Data records
**********
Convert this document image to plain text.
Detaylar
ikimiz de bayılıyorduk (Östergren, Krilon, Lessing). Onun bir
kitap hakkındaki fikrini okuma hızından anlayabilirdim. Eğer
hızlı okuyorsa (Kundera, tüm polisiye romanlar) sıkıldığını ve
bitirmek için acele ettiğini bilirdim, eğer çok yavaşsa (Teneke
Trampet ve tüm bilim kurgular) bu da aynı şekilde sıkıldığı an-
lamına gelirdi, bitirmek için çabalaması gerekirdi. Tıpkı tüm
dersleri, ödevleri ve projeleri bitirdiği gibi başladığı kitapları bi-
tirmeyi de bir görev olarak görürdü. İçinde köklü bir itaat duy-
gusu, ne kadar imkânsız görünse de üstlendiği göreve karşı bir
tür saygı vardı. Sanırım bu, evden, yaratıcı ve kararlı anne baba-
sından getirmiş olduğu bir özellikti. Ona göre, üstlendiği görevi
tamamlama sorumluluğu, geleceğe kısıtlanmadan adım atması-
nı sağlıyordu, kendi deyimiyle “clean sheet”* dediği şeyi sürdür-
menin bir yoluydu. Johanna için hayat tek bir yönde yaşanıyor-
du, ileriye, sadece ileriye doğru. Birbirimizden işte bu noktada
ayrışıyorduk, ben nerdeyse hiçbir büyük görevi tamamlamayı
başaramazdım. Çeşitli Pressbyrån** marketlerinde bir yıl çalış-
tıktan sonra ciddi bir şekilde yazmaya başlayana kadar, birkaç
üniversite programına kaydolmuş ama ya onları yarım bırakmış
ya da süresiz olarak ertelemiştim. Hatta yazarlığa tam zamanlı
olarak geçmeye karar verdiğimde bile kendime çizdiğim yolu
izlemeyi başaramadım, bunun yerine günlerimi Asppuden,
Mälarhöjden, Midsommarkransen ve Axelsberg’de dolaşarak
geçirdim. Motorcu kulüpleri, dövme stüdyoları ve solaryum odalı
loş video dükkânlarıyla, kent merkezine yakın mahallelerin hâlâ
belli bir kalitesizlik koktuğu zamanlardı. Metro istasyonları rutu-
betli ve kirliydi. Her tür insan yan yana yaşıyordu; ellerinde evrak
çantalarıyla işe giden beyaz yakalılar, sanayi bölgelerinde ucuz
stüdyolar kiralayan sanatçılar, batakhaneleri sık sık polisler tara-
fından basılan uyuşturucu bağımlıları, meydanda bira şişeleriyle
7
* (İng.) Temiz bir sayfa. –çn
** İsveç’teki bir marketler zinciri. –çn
**********
DIRECTIONS FOR THIS TASK:
Sift the material for lines with the string "şekilde". Copy each one found.

TASK ANSWER:
Trampet ve tüm bilim kurgular) bu da aynı şekilde sıkıldığı an-
tıktan sonra ciddi bir şekilde yazmaya başlayana kadar, birkaç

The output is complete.